* [Exercise objective]: Copy each line of the material below that includes the string "Annual".

* [Material to process]:
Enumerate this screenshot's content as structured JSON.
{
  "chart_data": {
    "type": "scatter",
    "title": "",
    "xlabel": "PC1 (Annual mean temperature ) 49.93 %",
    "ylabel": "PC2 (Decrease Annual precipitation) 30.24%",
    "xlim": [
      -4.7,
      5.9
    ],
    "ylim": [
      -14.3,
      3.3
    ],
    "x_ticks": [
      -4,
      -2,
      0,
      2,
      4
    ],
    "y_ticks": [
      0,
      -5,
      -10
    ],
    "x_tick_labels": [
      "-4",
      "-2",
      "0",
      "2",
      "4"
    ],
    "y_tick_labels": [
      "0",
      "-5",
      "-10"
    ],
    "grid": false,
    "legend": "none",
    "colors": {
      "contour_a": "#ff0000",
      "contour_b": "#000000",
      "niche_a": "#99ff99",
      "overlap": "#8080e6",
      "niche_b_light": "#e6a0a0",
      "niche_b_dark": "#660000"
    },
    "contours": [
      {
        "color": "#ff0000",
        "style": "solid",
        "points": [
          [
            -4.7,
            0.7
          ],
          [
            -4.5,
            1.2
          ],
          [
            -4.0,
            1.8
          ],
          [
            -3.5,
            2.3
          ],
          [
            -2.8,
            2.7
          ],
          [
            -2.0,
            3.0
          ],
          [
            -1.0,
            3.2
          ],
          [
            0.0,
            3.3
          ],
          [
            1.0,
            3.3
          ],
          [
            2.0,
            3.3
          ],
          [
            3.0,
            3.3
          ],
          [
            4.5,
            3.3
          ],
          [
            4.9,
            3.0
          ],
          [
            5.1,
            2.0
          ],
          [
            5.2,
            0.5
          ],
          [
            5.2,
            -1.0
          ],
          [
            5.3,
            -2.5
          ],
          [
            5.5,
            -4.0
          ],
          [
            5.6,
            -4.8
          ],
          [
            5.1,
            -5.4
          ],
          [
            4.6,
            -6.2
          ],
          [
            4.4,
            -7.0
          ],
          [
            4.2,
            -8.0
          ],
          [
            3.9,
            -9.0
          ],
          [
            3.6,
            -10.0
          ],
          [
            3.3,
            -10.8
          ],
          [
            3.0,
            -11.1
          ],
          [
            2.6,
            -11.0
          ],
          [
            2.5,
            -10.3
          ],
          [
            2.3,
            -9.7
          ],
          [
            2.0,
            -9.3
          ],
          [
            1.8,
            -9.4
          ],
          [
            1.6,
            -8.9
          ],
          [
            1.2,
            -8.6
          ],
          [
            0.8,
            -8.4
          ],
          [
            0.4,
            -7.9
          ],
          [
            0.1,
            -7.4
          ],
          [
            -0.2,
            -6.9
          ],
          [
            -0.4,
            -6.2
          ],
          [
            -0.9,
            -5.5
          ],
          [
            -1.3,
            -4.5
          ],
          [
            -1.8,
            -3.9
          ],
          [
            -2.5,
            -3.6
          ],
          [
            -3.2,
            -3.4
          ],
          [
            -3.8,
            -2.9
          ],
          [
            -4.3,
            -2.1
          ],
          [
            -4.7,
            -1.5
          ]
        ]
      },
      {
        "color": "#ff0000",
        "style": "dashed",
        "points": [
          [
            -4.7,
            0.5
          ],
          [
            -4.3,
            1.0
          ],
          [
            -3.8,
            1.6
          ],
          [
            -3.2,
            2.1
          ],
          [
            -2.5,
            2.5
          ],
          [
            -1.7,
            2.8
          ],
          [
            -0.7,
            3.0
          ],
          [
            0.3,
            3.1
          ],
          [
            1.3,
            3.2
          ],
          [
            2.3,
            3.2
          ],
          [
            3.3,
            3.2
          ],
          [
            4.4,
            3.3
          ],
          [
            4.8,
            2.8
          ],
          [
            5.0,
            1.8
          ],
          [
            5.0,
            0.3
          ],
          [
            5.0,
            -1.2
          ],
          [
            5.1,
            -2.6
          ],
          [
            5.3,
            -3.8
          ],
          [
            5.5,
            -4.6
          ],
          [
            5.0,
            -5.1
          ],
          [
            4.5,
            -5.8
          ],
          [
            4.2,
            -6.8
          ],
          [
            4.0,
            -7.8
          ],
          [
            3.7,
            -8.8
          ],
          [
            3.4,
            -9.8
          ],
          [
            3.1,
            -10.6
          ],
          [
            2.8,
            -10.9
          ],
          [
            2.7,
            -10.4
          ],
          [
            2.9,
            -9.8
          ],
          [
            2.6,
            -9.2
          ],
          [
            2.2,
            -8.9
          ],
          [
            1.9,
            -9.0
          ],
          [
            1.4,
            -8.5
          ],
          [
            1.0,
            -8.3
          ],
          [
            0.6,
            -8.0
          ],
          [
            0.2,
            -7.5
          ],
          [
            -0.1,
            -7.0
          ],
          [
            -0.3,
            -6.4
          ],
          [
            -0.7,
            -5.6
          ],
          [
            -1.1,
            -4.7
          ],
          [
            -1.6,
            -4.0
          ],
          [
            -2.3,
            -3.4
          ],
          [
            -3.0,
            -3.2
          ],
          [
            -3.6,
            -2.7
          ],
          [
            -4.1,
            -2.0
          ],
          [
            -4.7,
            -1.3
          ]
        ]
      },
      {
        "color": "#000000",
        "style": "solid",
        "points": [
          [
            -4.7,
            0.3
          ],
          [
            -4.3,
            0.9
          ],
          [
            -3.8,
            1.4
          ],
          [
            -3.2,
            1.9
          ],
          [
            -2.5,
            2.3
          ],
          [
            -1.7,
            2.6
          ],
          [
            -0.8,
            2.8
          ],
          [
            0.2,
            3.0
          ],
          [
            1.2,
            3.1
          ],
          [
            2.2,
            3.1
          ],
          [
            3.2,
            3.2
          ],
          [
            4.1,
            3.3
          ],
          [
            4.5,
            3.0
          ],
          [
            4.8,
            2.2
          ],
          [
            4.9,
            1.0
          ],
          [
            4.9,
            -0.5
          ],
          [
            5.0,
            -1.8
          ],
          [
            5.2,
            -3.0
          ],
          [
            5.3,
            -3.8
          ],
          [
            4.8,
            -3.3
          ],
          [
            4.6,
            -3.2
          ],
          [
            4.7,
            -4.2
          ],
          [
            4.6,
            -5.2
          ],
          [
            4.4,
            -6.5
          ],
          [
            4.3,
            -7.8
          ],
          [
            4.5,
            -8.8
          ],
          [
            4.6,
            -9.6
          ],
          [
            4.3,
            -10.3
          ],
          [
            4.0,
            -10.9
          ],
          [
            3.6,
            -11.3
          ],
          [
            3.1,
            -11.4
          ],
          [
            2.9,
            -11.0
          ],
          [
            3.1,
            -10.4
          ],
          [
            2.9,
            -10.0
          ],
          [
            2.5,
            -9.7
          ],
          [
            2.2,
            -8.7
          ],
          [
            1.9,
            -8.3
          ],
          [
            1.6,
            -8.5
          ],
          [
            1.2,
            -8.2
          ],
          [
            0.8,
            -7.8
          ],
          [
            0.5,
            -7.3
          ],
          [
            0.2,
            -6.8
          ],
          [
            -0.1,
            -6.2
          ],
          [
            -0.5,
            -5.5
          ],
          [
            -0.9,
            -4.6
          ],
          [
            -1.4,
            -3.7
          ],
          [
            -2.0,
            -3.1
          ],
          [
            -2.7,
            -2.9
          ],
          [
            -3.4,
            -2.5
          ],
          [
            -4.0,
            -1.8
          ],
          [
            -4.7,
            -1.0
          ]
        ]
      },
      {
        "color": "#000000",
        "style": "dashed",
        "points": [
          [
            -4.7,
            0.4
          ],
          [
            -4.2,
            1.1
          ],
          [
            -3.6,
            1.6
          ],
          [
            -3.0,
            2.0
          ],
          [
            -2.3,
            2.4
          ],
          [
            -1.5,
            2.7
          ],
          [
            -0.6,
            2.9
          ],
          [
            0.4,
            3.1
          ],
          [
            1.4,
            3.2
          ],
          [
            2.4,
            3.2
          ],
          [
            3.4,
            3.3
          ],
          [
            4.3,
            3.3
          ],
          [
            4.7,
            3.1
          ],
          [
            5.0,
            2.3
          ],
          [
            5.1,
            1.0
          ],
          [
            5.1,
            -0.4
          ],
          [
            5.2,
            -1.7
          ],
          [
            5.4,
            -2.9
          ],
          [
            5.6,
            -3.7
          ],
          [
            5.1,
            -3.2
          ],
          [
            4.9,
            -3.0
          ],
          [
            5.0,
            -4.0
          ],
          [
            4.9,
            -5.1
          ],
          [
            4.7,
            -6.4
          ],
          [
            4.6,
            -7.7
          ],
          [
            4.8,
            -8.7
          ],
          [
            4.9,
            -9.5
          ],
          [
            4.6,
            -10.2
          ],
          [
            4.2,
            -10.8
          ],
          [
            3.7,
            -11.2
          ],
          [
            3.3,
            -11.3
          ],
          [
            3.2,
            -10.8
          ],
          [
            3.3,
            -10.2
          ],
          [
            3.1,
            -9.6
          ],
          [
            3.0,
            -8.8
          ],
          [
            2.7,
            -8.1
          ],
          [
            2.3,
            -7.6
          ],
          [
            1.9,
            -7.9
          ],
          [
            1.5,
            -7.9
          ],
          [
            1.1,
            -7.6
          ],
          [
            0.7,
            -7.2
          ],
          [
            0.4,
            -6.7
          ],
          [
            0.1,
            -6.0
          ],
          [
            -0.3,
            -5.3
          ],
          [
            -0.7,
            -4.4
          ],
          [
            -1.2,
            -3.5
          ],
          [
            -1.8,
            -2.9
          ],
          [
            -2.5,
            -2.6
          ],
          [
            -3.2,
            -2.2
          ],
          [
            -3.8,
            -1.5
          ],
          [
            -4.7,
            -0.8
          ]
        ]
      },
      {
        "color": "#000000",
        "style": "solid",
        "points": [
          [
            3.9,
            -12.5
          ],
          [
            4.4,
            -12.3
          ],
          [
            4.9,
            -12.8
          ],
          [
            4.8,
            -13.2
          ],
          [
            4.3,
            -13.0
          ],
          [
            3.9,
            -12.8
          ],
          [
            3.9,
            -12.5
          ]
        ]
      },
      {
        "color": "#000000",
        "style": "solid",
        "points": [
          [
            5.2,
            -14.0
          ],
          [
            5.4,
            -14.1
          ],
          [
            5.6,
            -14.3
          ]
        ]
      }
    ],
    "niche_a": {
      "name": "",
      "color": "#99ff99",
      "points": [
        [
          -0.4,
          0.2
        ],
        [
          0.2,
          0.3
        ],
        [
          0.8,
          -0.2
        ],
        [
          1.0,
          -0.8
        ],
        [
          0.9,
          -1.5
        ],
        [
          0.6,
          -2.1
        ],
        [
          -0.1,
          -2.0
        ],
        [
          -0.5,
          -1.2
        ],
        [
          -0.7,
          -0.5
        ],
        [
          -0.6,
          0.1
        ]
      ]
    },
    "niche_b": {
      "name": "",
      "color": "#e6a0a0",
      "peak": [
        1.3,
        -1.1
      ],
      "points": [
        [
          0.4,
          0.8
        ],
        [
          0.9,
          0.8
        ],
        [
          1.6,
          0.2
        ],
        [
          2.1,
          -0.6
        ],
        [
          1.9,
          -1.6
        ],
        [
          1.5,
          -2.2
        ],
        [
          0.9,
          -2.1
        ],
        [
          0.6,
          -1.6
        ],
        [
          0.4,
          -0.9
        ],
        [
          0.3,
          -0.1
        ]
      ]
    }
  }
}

* [Written response]:
    "xlabel": "PC1 (Annual mean temperature ) 49.93 %",
    "ylabel": "PC2 (Decrease Annual precipitation) 30.24%",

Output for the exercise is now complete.